● Exercise directions
Each entry must appear in the answer exactly as written.

**** Data listing ****

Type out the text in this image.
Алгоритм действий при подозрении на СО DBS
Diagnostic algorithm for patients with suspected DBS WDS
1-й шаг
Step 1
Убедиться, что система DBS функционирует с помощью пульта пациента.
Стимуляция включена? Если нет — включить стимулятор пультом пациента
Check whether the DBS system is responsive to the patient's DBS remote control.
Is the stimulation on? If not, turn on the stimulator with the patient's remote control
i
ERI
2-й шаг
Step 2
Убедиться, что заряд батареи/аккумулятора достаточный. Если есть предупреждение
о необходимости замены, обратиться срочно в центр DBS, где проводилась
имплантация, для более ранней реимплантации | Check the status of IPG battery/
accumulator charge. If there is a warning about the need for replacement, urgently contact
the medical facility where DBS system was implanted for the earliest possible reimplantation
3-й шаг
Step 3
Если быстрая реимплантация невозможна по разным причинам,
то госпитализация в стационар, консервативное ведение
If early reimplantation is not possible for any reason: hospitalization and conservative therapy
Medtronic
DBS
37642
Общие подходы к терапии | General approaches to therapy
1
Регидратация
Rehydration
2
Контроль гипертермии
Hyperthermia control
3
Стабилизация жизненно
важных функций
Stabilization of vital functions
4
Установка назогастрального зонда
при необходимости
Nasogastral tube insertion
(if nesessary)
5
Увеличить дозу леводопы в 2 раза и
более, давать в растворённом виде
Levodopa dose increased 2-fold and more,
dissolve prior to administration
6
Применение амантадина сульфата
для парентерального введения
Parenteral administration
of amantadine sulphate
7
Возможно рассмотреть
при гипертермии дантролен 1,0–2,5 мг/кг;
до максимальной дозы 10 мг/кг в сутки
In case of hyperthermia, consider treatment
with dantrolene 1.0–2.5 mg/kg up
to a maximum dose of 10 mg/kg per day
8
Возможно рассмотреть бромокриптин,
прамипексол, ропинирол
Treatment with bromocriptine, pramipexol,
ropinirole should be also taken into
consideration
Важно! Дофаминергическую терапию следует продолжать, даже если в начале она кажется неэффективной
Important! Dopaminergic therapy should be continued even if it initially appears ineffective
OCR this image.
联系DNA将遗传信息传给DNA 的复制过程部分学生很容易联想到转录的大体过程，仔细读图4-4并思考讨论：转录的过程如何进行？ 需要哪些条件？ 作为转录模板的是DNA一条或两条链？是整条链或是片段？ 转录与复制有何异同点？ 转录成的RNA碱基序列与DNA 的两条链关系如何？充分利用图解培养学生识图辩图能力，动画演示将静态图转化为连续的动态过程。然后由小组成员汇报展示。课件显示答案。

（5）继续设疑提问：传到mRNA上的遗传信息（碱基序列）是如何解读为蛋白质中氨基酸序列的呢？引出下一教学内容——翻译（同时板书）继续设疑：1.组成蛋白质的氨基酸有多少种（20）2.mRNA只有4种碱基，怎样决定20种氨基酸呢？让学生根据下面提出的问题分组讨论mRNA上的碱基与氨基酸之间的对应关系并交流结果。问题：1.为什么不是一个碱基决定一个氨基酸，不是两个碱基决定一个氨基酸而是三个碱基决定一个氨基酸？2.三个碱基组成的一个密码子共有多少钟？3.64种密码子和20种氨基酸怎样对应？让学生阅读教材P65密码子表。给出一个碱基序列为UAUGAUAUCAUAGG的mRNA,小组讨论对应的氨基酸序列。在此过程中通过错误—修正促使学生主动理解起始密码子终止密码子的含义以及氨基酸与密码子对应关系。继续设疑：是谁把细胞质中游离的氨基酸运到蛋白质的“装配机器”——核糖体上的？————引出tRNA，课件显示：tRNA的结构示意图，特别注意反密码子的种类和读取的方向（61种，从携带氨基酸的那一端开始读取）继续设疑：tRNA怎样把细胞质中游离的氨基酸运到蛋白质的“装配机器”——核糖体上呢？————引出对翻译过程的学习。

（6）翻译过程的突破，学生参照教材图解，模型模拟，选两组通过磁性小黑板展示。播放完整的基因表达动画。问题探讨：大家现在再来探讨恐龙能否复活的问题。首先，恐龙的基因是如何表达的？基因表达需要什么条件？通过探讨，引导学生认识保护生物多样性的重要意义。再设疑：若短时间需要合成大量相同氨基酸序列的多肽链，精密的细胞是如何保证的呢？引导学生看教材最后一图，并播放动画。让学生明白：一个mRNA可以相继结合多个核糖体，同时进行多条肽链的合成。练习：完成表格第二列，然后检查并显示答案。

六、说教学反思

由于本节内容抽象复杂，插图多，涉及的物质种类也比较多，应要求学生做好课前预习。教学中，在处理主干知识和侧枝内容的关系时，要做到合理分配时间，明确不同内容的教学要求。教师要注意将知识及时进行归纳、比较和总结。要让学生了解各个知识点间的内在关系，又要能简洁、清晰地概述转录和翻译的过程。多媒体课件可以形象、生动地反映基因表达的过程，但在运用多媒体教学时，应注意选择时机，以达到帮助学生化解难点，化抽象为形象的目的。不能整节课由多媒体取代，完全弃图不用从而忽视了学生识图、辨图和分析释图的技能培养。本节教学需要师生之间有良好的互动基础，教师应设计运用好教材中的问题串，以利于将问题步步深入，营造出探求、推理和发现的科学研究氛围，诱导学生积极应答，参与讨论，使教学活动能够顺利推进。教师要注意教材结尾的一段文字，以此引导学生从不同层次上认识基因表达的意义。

****

● Result
Type out the text in this image.
Алгоритм действий при подозрении на СО DBS
Diagnostic algorithm for patients with suspected DBS WDS
1-й шаг
Step 1
Убедиться, что система DBS функционирует с помощью пульта пациента.
Стимуляция включена? Если нет — включить стимулятор пультом пациента
Check whether the DBS system is responsive to the patient's DBS remote control.
Is the stimulation on? If not, turn on the stimulator with the patient's remote control
i
ERI
2-й шаг
Step 2
Убедиться, что заряд батареи/аккумулятора достаточный. Если есть предупреждение
о необходимости замены, обратиться срочно в центр DBS, где проводилась
имплантация, для более ранней реимплантации | Check the status of IPG battery/
accumulator charge. If there is a warning about the need for replacement, urgently contact
the medical facility where DBS system was implanted for the earliest possible reimplantation
3-й шаг
Step 3
Если быстрая реимплантация невозможна по разным причинам,
то госпитализация в стационар, консервативное ведение
If early reimplantation is not possible for any reason: hospitalization and conservative therapy
Medtronic
DBS
37642
Общие подходы к терапии | General approaches to therapy
1
Регидратация
Rehydration
2
Контроль гипертермии
Hyperthermia control
3
Стабилизация жизненно
важных функций
Stabilization of vital functions
4
Установка назогастрального зонда
при необходимости
Nasogastral tube insertion
(if nesessary)
5
Увеличить дозу леводопы в 2 раза и
более, давать в растворённом виде
Levodopa dose increased 2-fold and more,
dissolve prior to administration
6
Применение амантадина сульфата
для парентерального введения
Parenteral administration
of amantadine sulphate
7
Возможно рассмотреть
при гипертермии дантролен 1,0–2,5 мг/кг;
до максимальной дозы 10 мг/кг в сутки
In case of hyperthermia, consider treatment
with dantrolene 1.0–2.5 mg/kg up
to a maximum dose of 10 mg/kg per day
8
Возможно рассмотреть бромокриптин,
прамипексол, ропинирол
Treatment with bromocriptine, pramipexol,
ropinirole should be also taken into
consideration
Важно! Дофаминергическую терапию следует продолжать, даже если в начале она кажется неэффективной
Important! Dopaminergic therapy should be continued even if it initially appears ineffective
OCR this image.
联系DNA将遗传信息传给DNA 的复制过程部分学生很容易联想到转录的大体过程，仔细读图4-4并思考讨论：转录的过程如何进行？ 需要哪些条件？ 作为转录模板的是DNA一条或两条链？是整条链或是片段？ 转录与复制有何异同点？ 转录成的RNA碱基序列与DNA 的两条链关系如何？充分利用图解培养学生识图辩图能力，动画演示将静态图转化为连续的动态过程。然后由小组成员汇报展示。课件显示答案。

（5）继续设疑提问：传到mRNA上的遗传信息（碱基序列）是如何解读为蛋白质中氨基酸序列的呢？引出下一教学内容——翻译（同时板书）继续设疑：1.组成蛋白质的氨基酸有多少种（20）2.mRNA只有4种碱基，怎样决定20种氨基酸呢？让学生根据下面提出的问题分组讨论mRNA上的碱基与氨基酸之间的对应关系并交流结果。问题：1.为什么不是一个碱基决定一个氨基酸，不是两个碱基决定一个氨基酸而是三个碱基决定一个氨基酸？2.三个碱基组成的一个密码子共有多少钟？3.64种密码子和20种氨基酸怎样对应？让学生阅读教材P65密码子表。给出一个碱基序列为UAUGAUAUCAUAGG的mRNA,小组讨论对应的氨基酸序列。在此过程中通过错误—修正促使学生主动理解起始密码子终止密码子的含义以及氨基酸与密码子对应关系。继续设疑：是谁把细胞质中游离的氨基酸运到蛋白质的“装配机器”——核糖体上的？————引出tRNA，课件显示：tRNA的结构示意图，特别注意反密码子的种类和读取的方向（61种，从携带氨基酸的那一端开始读取）继续设疑：tRNA怎样把细胞质中游离的氨基酸运到蛋白质的“装配机器”——核糖体上呢？————引出对翻译过程的学习。

（6）翻译过程的突破，学生参照教材图解，模型模拟，选两组通过磁性小黑板展示。播放完整的基因表达动画。问题探讨：大家现在再来探讨恐龙能否复活的问题。首先，恐龙的基因是如何表达的？基因表达需要什么条件？通过探讨，引导学生认识保护生物多样性的重要意义。再设疑：若短时间需要合成大量相同氨基酸序列的多肽链，精密的细胞是如何保证的呢？引导学生看教材最后一图，并播放动画。让学生明白：一个mRNA可以相继结合多个核糖体，同时进行多条肽链的合成。练习：完成表格第二列，然后检查并显示答案。

六、说教学反思

由于本节内容抽象复杂，插图多，涉及的物质种类也比较多，应要求学生做好课前预习。教学中，在处理主干知识和侧枝内容的关系时，要做到合理分配时间，明确不同内容的教学要求。教师要注意将知识及时进行归纳、比较和总结。要让学生了解各个知识点间的内在关系，又要能简洁、清晰地概述转录和翻译的过程。多媒体课件可以形象、生动地反映基因表达的过程，但在运用多媒体教学时，应注意选择时机，以达到帮助学生化解难点，化抽象为形象的目的。不能整节课由多媒体取代，完全弃图不用从而忽视了学生识图、辨图和分析释图的技能培养。本节教学需要师生之间有良好的互动基础，教师应设计运用好教材中的问题串，以利于将问题步步深入，营造出探求、推理和发现的科学研究氛围，诱导学生积极应答，参与讨论，使教学活动能够顺利推进。教师要注意教材结尾的一段文字，以此引导学生从不同层次上认识基因表达的意义。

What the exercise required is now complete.